Page:
** Begin **
Susan Pogamy, Seymour A. Papert with Turtle robot and children, 1973. Courtesy of MIT Museum, https://mitmuseum.mit.edu/collections/object/GCP-00019359

Wooden Bicycles: Children’s Coding in the PC Era

By Margaret Mih Tillman
August 5, 2025

Who won the Cold War? At the turn of the millennium, the United States seemed victorious in terms of technological development. As the Chinese magazine The World of Technology and Trade marveled in 1994, the US was at the forefront of the “computer trade wars” in marketing computers specifically to children, who could learn all about the world from the safety of their own homes.[1] The Space Race had long pressured both Americans and Soviets to invest in children’s education. Already in the 1960s, Seymour Papert (1928-2016) piloted a children’s software program at the MIT Artificial Intelligence Laboratory.[2]

By the 1980s, some American children were learning to code on home Apple computers.[3] At the same time in the 1980s, the Soviet Union was holding summer camps to teach computer literacy, but many participants never personally used computers.[4] In the ensuing decades, it must have seemed that American children enjoyed an advantage. But then, how do you define success? The Chinese magazine implied that American success was based on not only the development of technology but also ready access to products, as well as children’s exposure to worldly knowledge while maintaining their physical safety and comfort. But what about children’s education, both from the perspective of mastery and of personal fulfilment by children themselves?
** End **
Data listing:
** Begin **
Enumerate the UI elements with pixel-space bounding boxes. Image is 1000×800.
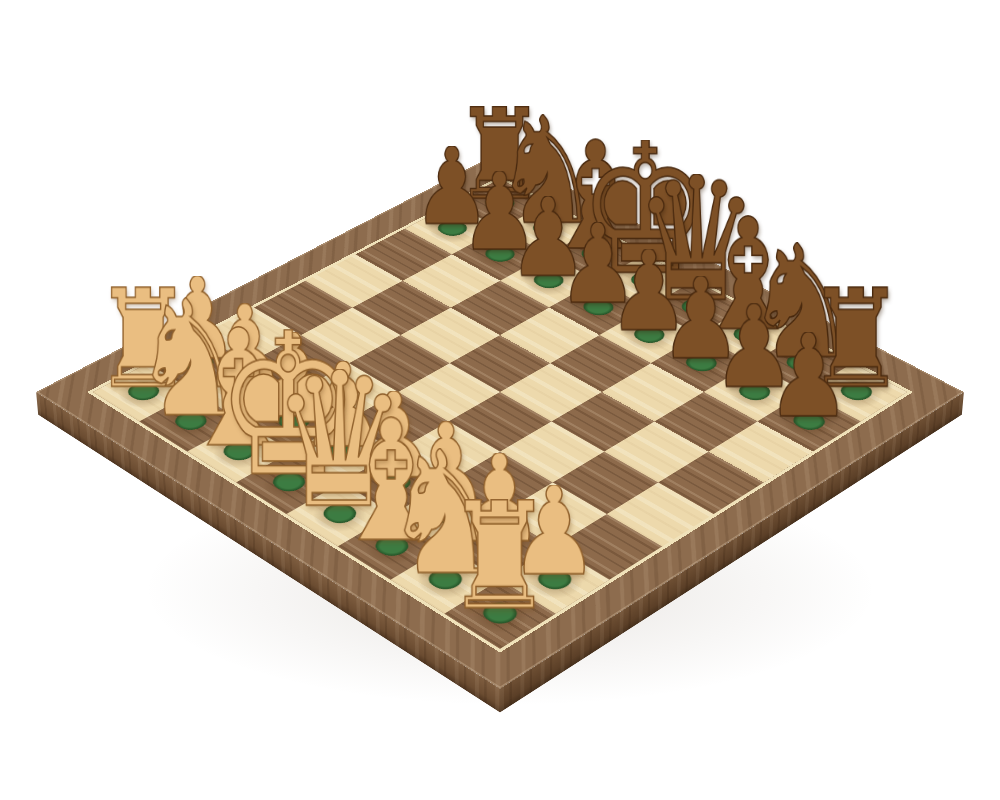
** End **
** Begin **
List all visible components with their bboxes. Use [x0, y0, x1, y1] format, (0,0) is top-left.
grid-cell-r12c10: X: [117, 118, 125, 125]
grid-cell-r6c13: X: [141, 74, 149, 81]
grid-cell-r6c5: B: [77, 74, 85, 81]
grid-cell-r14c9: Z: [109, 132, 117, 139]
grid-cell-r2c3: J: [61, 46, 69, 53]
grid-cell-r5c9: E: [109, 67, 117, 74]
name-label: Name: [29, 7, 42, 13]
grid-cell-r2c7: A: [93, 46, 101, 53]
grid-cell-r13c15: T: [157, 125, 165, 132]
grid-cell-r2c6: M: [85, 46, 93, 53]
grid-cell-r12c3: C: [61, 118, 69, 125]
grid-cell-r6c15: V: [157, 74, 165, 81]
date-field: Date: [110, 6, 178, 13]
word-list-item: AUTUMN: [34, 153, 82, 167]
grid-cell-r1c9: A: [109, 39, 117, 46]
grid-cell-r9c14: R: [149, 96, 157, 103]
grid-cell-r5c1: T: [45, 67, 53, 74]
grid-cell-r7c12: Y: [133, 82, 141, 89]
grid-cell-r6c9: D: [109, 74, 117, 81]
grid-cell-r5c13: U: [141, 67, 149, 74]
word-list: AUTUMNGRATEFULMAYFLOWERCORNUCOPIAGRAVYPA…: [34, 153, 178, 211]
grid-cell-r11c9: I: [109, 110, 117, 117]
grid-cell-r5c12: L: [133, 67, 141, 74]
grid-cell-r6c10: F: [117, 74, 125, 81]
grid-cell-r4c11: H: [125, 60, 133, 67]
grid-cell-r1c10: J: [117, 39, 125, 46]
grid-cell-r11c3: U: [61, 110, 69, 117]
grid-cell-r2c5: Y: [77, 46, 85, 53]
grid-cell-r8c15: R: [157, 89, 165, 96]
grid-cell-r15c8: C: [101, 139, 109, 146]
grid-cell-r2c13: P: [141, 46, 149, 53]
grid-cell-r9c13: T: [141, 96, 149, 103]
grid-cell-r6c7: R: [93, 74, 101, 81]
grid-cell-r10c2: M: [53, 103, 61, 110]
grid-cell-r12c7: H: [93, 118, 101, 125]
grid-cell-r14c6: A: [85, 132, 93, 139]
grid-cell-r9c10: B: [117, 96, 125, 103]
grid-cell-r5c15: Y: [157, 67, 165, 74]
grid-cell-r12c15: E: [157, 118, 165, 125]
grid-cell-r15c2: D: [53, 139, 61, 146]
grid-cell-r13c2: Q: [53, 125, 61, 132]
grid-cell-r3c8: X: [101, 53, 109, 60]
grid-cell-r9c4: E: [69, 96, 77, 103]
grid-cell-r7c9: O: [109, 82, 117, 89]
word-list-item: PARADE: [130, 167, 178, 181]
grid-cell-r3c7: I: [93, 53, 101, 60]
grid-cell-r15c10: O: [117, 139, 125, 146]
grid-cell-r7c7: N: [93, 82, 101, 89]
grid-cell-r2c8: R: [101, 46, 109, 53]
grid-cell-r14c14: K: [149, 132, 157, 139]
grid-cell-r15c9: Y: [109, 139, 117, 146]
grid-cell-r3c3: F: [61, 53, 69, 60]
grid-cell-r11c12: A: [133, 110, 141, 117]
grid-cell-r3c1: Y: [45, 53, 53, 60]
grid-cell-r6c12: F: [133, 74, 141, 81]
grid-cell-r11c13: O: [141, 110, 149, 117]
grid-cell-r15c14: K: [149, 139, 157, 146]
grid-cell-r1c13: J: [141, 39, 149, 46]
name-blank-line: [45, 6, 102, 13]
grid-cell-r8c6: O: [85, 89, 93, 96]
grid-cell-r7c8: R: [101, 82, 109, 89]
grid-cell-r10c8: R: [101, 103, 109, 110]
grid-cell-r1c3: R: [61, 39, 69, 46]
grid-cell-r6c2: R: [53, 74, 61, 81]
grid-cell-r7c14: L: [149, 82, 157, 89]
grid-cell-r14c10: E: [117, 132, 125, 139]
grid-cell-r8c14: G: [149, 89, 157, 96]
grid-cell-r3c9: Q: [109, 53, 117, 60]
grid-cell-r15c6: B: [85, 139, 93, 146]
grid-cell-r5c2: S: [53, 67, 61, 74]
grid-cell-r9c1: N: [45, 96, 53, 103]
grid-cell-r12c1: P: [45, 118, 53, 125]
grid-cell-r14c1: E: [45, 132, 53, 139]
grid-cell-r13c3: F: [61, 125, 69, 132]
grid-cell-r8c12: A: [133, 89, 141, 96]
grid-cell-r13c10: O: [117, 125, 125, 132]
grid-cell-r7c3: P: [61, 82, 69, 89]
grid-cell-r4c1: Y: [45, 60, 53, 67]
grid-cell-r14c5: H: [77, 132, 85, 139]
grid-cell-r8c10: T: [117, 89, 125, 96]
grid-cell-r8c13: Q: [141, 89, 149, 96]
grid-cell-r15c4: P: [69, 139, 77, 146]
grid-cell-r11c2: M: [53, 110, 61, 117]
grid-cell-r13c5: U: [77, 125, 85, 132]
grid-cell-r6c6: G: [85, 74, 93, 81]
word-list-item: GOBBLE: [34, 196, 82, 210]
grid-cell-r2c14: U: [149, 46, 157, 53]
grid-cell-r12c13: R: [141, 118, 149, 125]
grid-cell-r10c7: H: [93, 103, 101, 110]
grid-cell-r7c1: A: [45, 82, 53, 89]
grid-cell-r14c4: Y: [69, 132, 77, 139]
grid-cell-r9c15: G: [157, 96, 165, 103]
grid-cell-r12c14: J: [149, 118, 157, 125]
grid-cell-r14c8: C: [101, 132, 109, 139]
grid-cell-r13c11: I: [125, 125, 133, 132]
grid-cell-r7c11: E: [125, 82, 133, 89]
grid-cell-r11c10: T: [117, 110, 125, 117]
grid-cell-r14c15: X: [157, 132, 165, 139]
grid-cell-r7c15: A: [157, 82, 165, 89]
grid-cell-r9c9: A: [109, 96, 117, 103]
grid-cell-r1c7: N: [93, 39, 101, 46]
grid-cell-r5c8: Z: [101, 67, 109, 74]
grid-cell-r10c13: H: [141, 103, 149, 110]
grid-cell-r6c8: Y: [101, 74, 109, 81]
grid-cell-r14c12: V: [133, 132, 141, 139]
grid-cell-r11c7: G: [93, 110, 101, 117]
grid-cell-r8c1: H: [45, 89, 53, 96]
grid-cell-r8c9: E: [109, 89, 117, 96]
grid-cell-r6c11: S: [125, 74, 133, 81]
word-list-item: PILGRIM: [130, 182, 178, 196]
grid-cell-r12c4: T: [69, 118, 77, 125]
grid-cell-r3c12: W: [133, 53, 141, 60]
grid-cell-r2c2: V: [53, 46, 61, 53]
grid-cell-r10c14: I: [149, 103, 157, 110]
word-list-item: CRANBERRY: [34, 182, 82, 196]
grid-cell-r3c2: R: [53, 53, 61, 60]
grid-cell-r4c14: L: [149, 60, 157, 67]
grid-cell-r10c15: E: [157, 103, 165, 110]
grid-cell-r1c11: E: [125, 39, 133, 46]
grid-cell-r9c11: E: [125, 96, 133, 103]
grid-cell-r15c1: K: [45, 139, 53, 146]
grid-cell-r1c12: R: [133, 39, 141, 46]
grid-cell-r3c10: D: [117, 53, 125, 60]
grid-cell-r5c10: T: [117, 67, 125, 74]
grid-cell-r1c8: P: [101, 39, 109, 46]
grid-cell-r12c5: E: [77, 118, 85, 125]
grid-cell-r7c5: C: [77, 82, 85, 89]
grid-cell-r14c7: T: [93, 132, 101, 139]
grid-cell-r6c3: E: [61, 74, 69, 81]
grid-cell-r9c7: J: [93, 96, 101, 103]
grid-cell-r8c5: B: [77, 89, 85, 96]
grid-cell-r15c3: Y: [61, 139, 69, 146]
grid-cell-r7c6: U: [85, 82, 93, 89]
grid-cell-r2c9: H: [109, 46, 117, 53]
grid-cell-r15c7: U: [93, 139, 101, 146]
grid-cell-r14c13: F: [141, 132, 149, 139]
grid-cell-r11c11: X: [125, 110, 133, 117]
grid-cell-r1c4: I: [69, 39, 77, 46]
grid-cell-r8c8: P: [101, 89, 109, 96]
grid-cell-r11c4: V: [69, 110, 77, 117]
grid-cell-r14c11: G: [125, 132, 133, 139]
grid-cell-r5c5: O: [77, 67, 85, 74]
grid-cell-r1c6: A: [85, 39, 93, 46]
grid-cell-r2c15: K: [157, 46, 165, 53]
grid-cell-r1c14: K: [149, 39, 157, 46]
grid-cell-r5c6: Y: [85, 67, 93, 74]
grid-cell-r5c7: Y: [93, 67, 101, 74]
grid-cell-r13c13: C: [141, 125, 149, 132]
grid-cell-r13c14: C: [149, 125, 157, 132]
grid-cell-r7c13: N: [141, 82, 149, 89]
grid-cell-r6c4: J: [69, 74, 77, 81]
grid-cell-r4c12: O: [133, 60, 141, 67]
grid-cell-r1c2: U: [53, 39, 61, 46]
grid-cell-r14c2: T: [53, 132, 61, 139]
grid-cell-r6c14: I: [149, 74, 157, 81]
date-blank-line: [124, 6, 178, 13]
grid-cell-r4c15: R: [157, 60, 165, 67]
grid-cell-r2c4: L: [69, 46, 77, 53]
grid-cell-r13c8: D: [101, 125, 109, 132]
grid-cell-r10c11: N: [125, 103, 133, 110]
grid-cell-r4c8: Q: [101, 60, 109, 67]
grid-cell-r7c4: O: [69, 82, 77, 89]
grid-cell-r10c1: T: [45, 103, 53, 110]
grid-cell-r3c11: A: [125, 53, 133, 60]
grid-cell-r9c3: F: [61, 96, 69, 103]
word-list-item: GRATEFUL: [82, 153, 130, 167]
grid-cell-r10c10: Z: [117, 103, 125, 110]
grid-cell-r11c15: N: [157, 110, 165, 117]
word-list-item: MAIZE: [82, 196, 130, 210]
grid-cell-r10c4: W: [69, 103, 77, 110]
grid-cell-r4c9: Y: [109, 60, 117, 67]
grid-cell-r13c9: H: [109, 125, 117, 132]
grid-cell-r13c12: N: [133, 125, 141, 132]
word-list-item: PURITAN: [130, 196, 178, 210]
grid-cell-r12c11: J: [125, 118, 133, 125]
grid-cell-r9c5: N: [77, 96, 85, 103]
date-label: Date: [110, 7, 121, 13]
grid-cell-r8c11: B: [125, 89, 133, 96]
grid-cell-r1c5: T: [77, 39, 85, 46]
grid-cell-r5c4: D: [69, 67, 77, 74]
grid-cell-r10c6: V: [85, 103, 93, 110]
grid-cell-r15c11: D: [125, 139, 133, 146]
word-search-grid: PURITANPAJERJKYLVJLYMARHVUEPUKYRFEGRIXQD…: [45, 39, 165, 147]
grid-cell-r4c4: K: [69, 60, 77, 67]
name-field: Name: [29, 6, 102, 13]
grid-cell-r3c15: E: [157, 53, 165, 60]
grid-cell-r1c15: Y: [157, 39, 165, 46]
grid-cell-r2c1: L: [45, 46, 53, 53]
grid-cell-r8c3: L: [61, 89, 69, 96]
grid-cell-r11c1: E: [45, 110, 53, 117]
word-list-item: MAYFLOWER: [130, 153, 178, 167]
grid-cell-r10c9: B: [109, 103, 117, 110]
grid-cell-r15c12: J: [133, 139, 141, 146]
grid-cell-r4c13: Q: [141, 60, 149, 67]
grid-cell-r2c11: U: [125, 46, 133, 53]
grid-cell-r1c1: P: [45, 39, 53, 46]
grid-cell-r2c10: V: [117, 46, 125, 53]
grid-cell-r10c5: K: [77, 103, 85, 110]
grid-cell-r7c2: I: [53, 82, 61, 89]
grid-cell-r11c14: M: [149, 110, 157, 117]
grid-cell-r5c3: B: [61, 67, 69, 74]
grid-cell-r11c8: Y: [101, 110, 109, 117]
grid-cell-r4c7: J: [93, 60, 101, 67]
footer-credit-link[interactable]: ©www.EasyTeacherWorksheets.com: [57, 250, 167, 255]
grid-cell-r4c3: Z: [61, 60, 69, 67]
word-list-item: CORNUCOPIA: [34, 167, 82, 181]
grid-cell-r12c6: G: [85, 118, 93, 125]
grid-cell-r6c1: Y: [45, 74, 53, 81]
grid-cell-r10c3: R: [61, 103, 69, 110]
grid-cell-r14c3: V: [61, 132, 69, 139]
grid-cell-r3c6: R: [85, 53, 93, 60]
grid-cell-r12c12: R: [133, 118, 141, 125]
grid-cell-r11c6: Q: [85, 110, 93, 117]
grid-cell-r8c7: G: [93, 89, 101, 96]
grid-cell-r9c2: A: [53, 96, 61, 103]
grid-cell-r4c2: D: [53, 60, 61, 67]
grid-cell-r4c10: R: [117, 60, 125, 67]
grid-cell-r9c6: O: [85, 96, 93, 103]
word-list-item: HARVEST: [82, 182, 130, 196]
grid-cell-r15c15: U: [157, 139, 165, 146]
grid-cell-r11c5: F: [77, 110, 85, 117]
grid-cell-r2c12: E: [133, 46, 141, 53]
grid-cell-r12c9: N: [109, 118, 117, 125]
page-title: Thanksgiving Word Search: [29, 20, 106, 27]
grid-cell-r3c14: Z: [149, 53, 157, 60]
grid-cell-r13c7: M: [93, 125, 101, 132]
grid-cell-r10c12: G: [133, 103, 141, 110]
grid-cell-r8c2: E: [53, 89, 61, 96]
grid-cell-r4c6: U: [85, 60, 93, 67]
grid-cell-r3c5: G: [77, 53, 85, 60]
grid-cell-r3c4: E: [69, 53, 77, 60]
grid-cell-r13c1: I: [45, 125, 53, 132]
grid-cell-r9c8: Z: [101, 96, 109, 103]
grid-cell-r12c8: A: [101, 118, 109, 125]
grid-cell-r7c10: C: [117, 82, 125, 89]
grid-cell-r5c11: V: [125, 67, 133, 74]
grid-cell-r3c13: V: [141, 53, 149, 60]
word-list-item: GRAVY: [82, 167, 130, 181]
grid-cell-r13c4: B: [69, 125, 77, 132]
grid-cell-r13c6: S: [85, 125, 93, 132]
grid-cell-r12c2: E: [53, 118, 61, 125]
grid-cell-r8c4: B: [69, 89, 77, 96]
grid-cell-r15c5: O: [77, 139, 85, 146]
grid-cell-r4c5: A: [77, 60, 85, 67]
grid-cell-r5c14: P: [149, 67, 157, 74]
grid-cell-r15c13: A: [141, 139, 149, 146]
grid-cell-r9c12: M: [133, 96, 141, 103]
** End **
** Begin **
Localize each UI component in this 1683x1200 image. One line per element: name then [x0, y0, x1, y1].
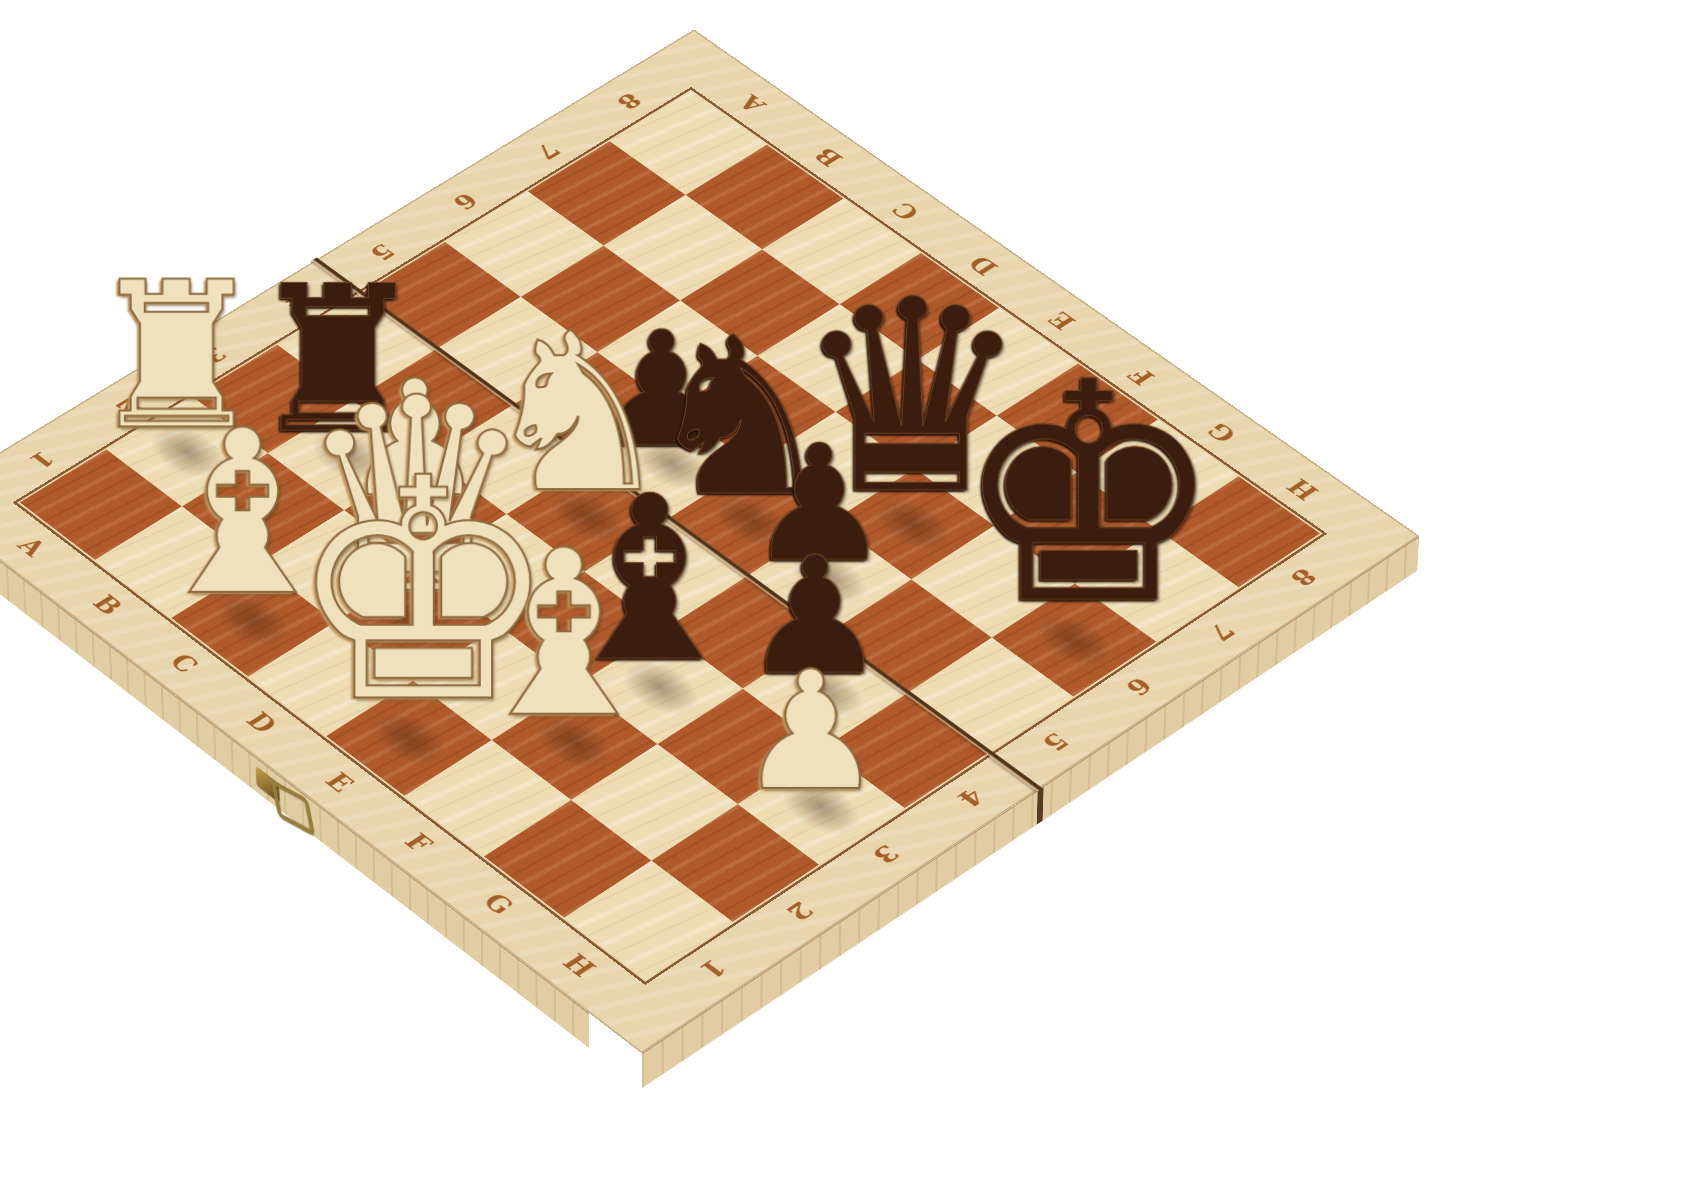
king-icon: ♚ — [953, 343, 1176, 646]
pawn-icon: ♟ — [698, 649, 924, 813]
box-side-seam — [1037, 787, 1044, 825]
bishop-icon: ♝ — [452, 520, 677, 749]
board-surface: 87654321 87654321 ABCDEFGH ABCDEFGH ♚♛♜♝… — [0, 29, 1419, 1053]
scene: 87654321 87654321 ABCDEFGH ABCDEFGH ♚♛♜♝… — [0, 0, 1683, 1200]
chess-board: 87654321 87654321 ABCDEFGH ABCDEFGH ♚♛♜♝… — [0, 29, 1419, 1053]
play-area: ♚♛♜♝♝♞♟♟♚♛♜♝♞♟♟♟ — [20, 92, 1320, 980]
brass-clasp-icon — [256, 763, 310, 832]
** End **
Stated problem:
In the article on children's coding, where did Seymour Papert pilot a children's software program in the 1960s?

Task output:
At the MIT Artificial Intelligence Laboratory.